Search the data for the word "HOLD". Reproduce every line where it is found.
START
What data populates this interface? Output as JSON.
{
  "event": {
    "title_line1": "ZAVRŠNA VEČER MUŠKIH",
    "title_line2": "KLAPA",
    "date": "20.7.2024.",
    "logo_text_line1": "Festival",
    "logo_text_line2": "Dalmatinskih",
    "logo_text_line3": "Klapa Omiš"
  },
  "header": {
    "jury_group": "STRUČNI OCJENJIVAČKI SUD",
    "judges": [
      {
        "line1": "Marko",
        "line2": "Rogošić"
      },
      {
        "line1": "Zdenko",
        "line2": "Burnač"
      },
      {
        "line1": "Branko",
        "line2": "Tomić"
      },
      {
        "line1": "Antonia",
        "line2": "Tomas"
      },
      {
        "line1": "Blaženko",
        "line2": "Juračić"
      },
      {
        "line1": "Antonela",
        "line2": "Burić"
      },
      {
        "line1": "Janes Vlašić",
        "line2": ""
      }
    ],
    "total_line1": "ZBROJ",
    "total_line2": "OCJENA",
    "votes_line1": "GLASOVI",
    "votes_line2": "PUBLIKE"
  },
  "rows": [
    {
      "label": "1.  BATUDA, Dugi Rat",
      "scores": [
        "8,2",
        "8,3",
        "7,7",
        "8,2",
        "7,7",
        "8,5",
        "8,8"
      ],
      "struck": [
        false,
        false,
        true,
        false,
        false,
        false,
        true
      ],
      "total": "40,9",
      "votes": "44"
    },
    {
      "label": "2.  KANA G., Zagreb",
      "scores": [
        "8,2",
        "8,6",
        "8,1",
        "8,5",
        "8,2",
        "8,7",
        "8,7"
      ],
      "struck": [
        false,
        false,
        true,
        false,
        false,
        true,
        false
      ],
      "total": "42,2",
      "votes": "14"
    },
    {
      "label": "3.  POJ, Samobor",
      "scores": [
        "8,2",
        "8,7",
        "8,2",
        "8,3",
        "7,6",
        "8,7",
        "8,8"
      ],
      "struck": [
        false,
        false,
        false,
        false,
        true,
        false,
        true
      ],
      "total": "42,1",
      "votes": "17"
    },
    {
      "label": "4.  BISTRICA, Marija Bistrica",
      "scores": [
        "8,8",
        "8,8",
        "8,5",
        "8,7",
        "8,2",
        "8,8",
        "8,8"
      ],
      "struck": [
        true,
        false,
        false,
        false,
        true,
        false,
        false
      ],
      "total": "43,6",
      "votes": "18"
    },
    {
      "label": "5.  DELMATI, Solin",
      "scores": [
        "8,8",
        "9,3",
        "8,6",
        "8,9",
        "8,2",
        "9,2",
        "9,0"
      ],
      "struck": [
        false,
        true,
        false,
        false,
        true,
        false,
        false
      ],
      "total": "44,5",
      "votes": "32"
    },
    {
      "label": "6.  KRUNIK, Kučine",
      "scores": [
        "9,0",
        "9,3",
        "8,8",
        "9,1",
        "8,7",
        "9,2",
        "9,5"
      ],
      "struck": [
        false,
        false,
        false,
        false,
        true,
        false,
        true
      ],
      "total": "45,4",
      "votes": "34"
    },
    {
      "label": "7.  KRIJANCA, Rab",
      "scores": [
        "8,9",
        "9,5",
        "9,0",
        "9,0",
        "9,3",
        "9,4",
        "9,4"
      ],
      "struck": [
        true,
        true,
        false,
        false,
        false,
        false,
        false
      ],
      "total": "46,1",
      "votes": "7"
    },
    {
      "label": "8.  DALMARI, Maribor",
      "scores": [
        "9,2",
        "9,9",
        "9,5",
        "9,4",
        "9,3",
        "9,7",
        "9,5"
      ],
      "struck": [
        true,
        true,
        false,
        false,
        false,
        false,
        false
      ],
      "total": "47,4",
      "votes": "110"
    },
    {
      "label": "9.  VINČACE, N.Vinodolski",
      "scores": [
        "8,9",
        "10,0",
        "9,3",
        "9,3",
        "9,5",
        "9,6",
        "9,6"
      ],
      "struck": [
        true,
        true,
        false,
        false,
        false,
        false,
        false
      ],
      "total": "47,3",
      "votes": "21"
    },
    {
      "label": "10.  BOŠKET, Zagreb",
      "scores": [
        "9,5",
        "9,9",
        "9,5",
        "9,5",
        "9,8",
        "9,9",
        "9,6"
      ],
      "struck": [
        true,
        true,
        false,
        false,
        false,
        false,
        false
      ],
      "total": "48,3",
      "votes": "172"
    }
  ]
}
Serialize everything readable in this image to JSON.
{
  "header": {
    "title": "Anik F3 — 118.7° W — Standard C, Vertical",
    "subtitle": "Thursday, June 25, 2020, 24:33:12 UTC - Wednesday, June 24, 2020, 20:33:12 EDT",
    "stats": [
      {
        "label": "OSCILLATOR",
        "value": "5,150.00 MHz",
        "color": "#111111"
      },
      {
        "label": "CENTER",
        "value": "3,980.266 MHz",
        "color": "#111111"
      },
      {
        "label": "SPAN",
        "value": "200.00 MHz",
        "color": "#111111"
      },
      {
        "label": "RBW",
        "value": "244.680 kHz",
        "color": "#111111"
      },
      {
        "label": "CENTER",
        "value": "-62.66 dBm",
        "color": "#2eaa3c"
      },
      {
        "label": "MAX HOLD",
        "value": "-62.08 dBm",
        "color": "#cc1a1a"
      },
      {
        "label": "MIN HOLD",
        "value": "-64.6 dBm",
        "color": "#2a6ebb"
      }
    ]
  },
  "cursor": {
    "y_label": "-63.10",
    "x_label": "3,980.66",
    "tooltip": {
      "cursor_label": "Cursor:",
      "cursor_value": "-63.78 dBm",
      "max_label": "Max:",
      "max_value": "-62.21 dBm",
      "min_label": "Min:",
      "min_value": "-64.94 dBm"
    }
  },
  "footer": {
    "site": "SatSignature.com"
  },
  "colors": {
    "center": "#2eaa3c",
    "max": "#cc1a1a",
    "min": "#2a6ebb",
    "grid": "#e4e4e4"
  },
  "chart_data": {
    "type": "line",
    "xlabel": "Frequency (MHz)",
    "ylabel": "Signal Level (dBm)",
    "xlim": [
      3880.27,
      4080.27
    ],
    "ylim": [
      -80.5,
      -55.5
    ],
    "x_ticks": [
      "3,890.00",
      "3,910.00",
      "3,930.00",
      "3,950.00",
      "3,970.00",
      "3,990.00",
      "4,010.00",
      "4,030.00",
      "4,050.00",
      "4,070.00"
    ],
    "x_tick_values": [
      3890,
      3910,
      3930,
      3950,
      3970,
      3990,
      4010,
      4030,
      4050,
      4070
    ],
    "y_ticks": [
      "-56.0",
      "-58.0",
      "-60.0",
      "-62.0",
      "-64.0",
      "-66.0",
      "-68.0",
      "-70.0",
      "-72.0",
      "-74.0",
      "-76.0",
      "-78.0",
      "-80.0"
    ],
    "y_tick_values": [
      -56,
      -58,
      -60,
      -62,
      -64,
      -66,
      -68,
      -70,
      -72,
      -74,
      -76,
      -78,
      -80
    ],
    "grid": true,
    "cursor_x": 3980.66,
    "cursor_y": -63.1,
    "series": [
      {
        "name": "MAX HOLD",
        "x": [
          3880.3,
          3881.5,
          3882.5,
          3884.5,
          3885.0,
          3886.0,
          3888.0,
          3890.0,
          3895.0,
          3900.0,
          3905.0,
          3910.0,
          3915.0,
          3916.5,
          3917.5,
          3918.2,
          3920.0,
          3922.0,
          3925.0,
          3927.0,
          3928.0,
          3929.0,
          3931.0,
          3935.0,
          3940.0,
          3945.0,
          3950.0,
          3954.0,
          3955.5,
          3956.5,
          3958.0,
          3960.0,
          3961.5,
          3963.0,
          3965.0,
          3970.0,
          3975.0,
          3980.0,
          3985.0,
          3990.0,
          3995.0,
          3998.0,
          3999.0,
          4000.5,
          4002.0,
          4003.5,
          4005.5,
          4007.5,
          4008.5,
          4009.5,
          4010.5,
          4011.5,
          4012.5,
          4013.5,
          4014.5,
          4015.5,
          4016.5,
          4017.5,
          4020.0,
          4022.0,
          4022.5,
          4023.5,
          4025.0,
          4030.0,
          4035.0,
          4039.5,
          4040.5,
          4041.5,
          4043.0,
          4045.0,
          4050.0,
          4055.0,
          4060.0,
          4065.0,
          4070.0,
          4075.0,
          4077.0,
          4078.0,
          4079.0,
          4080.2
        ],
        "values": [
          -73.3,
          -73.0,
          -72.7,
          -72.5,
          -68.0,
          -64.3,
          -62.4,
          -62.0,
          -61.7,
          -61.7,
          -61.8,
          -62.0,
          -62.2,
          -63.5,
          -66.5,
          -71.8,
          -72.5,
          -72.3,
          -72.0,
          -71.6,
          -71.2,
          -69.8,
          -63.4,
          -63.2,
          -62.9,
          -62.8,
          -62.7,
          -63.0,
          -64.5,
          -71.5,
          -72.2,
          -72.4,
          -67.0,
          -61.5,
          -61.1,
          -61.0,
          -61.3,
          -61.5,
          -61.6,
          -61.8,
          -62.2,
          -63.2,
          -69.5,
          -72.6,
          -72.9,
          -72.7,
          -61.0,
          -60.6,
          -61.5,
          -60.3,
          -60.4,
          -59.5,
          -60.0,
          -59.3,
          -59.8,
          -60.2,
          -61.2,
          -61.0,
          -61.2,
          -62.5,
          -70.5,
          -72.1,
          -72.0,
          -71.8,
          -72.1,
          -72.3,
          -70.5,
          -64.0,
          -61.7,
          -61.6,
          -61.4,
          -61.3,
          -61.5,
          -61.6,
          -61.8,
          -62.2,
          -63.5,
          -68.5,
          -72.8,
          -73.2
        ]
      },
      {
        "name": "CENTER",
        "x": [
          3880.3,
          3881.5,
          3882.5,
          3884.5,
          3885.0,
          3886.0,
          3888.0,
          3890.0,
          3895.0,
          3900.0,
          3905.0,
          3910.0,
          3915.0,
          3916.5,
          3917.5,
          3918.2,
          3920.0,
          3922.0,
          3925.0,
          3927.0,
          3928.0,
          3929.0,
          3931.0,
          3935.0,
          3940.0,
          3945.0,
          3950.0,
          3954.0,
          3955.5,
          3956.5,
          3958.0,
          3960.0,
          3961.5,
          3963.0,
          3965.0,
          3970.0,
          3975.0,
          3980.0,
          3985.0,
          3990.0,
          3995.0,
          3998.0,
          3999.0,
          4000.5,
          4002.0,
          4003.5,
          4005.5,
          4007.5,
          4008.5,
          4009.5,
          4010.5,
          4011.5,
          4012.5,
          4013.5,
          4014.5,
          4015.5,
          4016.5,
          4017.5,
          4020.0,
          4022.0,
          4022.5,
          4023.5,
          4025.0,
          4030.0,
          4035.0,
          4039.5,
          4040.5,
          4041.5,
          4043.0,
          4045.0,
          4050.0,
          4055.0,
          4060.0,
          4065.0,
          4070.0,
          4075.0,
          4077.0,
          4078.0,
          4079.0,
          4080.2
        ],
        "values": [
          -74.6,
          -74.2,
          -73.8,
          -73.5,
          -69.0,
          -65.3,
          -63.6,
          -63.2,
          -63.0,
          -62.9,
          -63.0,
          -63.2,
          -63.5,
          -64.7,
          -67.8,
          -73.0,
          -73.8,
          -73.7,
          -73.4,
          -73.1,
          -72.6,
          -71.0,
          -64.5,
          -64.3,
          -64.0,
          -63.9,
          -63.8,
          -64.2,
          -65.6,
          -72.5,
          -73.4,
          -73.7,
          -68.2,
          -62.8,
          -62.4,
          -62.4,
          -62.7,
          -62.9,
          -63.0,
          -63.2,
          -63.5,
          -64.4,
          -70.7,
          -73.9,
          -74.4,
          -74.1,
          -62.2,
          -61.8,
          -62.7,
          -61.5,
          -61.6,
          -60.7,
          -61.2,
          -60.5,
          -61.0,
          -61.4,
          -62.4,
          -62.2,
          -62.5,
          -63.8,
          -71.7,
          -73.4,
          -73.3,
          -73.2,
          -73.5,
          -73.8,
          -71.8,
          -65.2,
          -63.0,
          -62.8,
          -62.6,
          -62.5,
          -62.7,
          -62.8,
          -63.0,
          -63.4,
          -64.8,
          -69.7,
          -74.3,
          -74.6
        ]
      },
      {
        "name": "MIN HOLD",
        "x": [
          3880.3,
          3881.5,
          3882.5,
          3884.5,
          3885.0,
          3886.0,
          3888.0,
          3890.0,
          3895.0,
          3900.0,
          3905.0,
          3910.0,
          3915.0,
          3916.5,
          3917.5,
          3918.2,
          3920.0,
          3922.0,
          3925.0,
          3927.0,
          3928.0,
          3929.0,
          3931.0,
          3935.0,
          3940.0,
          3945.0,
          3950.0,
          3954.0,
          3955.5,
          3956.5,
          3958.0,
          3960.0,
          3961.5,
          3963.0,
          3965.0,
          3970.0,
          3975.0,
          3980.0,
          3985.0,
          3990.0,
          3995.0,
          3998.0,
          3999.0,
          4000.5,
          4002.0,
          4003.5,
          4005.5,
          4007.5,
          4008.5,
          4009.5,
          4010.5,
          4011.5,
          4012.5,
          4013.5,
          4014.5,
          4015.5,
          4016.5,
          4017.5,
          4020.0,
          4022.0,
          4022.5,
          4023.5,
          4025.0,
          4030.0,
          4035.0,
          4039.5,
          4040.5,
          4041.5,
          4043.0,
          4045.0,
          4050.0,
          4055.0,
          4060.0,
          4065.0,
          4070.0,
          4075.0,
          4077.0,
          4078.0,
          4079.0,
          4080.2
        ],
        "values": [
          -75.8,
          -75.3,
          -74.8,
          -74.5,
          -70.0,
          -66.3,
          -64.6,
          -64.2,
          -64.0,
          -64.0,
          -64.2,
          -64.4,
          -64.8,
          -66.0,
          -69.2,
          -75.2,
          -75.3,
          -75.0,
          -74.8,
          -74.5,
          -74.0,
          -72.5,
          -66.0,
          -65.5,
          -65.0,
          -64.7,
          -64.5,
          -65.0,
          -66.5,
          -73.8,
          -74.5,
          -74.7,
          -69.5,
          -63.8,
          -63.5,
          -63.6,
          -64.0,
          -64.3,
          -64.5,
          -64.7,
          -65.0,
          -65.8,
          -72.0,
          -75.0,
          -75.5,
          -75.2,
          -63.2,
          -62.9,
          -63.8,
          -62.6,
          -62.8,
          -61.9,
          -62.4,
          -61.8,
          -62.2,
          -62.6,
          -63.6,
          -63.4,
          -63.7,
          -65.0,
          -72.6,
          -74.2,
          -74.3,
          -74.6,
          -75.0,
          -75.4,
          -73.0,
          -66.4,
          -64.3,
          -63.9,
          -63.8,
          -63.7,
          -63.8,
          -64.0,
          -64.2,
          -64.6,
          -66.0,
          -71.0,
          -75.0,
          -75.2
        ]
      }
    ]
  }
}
END
# Answer to the exercise
        "label": "MAX HOLD",
        "label": "MIN HOLD",
        "name": "MAX HOLD",
        "name": "MIN HOLD",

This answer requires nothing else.